▶ Work required:
Identify and reproduce every line holding the string "Kuvataiteet".

# start of Supplied material

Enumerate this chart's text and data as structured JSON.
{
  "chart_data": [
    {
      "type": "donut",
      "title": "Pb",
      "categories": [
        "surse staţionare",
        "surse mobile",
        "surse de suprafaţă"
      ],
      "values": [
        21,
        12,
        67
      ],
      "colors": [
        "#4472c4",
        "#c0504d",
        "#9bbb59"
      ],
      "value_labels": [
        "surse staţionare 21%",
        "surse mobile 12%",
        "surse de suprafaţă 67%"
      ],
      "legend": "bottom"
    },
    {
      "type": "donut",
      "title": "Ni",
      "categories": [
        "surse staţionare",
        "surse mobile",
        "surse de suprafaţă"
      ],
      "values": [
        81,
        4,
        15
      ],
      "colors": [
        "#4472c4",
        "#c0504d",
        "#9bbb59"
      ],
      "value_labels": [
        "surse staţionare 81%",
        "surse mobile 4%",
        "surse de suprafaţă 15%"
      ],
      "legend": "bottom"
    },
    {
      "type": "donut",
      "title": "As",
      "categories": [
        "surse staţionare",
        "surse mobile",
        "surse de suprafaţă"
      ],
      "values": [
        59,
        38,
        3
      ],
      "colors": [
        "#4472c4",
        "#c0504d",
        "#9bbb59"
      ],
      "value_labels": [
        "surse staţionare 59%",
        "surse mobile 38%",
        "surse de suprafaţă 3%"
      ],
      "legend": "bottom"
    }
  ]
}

# end of Supplied material
# start of Supplied material

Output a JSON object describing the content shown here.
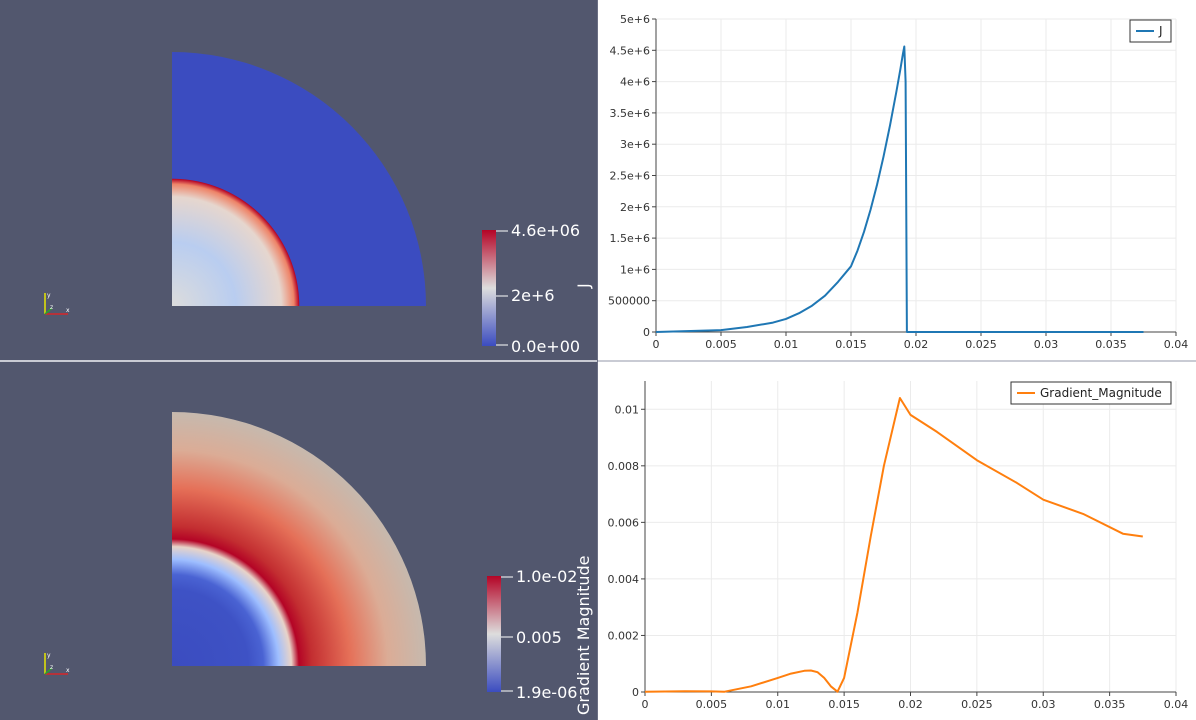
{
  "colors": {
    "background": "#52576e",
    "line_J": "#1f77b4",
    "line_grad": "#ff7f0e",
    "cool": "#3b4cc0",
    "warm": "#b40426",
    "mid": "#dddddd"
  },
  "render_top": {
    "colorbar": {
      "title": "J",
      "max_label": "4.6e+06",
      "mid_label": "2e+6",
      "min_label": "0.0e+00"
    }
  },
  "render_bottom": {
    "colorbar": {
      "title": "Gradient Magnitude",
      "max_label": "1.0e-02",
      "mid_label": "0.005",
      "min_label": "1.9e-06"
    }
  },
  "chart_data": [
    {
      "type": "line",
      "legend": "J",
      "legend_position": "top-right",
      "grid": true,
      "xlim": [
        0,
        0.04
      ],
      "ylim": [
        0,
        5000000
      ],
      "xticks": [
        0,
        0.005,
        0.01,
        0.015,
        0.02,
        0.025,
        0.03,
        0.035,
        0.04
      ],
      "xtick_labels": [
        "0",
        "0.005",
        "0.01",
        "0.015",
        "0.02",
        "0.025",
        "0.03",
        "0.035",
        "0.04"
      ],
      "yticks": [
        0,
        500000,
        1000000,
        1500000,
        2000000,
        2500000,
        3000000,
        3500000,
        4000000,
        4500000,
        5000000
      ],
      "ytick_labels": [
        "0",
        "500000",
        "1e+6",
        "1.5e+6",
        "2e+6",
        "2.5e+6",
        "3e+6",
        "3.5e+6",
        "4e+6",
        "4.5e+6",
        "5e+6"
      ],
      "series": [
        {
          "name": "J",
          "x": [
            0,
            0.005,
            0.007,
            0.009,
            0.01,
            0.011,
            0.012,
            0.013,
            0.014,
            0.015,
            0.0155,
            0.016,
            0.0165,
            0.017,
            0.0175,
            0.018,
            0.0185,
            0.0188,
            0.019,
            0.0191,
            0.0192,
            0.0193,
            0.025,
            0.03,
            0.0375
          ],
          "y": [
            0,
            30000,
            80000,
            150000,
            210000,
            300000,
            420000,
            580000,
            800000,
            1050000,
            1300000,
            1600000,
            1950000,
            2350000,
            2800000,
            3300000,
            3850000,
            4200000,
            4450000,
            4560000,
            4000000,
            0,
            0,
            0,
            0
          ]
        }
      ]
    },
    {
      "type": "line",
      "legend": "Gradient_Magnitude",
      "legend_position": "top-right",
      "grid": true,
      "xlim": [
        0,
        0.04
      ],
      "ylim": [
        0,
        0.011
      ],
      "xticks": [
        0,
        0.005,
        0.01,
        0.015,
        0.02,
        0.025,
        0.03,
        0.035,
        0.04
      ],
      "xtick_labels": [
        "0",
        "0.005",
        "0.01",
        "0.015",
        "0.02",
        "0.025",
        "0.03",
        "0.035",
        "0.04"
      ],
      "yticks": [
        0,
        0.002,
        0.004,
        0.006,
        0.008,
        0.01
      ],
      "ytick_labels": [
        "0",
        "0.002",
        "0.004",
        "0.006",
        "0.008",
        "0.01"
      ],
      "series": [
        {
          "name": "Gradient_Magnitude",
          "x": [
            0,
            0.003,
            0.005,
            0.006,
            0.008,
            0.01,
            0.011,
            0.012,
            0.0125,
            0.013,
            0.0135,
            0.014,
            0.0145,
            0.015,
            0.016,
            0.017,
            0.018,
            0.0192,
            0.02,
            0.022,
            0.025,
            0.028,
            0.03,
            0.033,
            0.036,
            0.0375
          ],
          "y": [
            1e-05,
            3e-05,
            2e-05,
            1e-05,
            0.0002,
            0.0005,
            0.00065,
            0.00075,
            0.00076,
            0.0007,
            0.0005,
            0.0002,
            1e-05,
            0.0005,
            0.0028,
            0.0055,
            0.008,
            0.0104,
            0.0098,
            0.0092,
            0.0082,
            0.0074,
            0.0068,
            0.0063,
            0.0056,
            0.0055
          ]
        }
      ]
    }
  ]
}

# end of Supplied material
# start of Supplied material

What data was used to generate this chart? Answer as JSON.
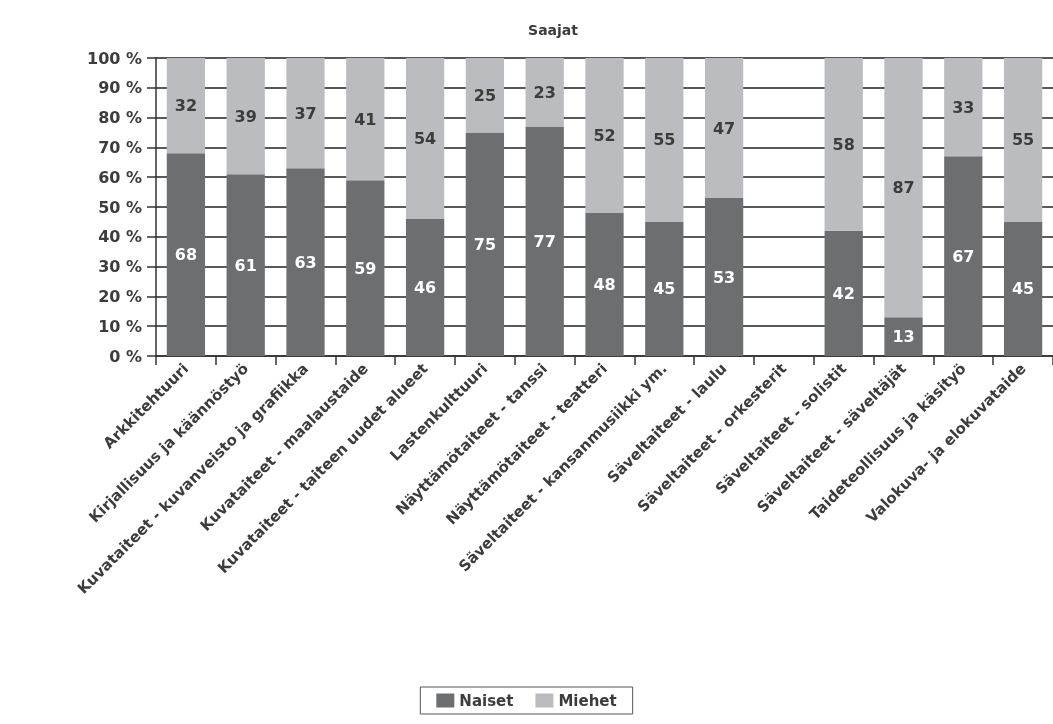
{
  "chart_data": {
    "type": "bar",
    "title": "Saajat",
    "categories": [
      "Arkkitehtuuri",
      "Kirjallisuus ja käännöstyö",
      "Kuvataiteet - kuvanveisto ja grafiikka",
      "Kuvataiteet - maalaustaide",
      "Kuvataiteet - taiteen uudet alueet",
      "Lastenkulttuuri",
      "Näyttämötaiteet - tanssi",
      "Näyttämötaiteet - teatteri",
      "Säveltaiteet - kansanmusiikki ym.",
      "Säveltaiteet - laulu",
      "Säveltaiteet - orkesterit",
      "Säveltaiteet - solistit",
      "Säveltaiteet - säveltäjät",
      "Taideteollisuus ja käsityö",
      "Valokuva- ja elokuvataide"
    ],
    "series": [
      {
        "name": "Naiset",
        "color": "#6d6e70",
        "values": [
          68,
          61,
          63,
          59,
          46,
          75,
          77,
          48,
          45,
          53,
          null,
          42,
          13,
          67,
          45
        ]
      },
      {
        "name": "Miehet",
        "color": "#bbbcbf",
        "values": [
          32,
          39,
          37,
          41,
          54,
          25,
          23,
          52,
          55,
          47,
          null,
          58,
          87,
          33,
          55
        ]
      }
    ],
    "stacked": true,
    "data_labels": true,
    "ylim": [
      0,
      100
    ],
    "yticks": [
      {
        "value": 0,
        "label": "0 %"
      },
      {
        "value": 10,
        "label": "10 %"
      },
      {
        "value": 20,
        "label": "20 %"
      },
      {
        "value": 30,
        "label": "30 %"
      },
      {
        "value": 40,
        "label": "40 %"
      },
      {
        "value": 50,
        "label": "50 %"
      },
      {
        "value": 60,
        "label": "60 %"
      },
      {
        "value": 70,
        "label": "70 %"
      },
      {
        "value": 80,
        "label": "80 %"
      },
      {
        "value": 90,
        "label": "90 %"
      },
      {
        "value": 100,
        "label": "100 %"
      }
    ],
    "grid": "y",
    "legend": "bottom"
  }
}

# end of Supplied material

▶ Response for this exercise:
      "Kuvataiteet - kuvanveisto ja grafiikka",
      "Kuvataiteet - maalaustaide",
      "Kuvataiteet - taiteen uudet alueet",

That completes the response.